*What the task asks*.
Quote the records from their first line through the line that contains "menu-tab[interactable]: Modeling bbox=[269, 10, 345, 32]", including both of those lines. Reproduce every line in that range character for character.

--- Start Source data ---

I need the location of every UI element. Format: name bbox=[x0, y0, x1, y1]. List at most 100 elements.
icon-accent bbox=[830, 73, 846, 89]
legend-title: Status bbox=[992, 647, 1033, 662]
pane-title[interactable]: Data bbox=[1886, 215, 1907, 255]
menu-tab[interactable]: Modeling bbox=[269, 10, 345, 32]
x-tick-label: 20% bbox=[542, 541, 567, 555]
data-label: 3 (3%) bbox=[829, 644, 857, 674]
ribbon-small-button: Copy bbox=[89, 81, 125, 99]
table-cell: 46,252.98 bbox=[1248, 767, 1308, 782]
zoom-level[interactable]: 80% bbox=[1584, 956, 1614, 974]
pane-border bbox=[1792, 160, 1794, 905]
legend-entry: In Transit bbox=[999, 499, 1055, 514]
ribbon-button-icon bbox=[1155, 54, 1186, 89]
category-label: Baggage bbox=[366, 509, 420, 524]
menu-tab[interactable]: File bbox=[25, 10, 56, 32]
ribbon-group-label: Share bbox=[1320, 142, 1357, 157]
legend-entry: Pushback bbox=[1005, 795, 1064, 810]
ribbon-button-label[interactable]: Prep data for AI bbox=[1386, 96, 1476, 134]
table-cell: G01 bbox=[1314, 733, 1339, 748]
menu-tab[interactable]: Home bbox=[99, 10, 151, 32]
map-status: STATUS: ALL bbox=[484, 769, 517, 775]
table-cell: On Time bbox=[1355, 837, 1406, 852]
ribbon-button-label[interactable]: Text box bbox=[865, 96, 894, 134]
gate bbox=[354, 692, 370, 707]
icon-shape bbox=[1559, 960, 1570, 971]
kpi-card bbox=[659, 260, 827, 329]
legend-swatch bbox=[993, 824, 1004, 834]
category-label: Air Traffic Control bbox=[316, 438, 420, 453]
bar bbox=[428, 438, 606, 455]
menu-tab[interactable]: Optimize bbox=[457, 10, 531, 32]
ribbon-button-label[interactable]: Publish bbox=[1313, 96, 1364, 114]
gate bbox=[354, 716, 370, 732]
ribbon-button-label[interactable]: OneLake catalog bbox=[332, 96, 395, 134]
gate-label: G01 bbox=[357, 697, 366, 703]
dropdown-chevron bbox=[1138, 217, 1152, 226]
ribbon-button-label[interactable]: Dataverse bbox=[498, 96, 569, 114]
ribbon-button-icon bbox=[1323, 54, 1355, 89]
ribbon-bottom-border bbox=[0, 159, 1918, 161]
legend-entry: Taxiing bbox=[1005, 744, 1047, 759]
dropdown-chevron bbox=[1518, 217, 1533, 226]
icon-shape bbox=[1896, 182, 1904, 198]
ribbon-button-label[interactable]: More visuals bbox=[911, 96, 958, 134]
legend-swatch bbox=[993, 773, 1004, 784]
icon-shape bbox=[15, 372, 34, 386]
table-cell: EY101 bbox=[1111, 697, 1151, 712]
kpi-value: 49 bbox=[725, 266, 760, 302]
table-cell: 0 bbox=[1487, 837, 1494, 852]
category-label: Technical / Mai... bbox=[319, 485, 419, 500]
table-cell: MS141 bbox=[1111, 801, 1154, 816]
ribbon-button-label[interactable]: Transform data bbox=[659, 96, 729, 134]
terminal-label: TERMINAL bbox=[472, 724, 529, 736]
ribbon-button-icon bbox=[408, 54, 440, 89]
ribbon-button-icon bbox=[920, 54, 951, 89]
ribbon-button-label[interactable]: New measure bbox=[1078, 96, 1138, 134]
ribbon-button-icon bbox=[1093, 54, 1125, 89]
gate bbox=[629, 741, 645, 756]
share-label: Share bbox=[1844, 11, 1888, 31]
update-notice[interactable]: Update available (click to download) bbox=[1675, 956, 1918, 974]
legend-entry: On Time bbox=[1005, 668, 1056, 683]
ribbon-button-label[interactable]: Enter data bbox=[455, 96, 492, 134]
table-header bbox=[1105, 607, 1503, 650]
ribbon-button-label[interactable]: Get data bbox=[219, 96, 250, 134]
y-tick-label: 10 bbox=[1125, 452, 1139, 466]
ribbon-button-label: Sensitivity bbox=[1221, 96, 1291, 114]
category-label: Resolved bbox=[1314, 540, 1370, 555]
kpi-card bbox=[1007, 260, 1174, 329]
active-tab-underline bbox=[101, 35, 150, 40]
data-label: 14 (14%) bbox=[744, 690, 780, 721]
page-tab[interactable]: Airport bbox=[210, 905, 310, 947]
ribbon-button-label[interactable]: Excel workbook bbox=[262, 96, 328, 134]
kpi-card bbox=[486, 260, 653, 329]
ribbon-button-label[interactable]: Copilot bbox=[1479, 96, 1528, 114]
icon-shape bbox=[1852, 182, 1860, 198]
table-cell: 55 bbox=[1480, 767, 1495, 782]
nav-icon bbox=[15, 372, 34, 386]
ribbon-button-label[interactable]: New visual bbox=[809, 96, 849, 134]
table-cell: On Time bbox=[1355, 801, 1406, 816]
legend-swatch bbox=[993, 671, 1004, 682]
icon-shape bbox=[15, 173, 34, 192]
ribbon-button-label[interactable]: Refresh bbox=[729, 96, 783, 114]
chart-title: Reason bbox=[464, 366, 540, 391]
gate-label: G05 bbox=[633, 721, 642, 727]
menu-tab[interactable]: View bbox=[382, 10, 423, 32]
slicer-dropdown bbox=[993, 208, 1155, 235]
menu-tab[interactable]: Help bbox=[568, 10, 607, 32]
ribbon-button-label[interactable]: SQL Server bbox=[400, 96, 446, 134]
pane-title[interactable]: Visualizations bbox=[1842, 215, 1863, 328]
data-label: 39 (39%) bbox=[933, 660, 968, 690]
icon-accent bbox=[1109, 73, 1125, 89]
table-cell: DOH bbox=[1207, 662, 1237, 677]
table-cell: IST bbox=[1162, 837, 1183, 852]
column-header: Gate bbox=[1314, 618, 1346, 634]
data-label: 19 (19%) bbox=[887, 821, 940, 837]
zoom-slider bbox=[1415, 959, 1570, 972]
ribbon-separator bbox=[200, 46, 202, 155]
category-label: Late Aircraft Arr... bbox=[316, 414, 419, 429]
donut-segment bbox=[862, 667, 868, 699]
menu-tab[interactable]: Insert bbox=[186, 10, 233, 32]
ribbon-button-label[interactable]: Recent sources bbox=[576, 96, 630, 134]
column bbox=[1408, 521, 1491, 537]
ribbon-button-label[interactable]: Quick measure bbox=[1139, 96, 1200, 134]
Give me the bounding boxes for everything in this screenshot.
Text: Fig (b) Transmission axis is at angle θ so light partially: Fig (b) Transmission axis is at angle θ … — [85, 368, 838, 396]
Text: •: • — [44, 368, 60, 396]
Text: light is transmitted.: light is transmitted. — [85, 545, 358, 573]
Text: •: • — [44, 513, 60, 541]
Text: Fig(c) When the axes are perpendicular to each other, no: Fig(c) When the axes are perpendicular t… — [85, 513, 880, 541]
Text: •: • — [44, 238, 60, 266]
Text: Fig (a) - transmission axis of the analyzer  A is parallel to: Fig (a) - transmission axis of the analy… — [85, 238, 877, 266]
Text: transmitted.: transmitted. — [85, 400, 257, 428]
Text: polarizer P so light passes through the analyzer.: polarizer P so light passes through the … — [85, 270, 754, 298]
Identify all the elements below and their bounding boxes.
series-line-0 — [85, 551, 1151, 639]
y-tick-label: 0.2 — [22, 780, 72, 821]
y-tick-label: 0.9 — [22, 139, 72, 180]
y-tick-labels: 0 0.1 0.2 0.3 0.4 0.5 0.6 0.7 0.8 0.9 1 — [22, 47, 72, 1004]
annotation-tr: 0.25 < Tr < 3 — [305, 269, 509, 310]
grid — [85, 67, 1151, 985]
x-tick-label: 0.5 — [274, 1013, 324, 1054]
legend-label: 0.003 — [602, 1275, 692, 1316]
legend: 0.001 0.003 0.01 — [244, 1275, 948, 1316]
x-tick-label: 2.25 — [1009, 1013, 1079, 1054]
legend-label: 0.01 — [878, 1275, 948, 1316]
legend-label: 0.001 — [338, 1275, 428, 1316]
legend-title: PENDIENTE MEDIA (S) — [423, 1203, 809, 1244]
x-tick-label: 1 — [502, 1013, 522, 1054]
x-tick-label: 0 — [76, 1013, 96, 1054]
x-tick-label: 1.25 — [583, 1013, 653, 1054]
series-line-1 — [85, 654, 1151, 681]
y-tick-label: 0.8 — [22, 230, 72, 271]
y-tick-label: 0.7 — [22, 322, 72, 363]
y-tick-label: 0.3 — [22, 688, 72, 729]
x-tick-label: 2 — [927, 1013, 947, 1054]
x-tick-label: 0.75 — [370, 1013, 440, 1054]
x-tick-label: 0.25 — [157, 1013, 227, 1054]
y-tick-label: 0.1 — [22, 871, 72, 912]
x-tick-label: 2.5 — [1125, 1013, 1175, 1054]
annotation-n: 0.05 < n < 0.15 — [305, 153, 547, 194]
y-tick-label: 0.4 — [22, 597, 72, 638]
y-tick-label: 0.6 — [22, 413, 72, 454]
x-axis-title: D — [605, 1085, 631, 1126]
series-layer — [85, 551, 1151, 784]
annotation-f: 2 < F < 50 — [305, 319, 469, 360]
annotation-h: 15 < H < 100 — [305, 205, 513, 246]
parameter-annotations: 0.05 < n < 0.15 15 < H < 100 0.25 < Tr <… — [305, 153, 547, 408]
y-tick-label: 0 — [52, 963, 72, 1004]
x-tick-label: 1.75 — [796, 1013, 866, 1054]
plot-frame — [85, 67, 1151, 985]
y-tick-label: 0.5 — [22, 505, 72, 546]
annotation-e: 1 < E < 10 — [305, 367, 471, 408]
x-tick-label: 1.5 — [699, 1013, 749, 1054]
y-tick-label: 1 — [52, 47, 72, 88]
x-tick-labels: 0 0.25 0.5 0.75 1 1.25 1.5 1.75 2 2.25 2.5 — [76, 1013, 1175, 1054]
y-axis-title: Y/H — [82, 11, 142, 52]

--- End Source data ---

*The output*.
I need the location of every UI element. Format: name bbox=[x0, y0, x1, y1]. List at most 100 elements.
icon-accent bbox=[830, 73, 846, 89]
legend-title: Status bbox=[992, 647, 1033, 662]
pane-title[interactable]: Data bbox=[1886, 215, 1907, 255]
menu-tab[interactable]: Modeling bbox=[269, 10, 345, 32]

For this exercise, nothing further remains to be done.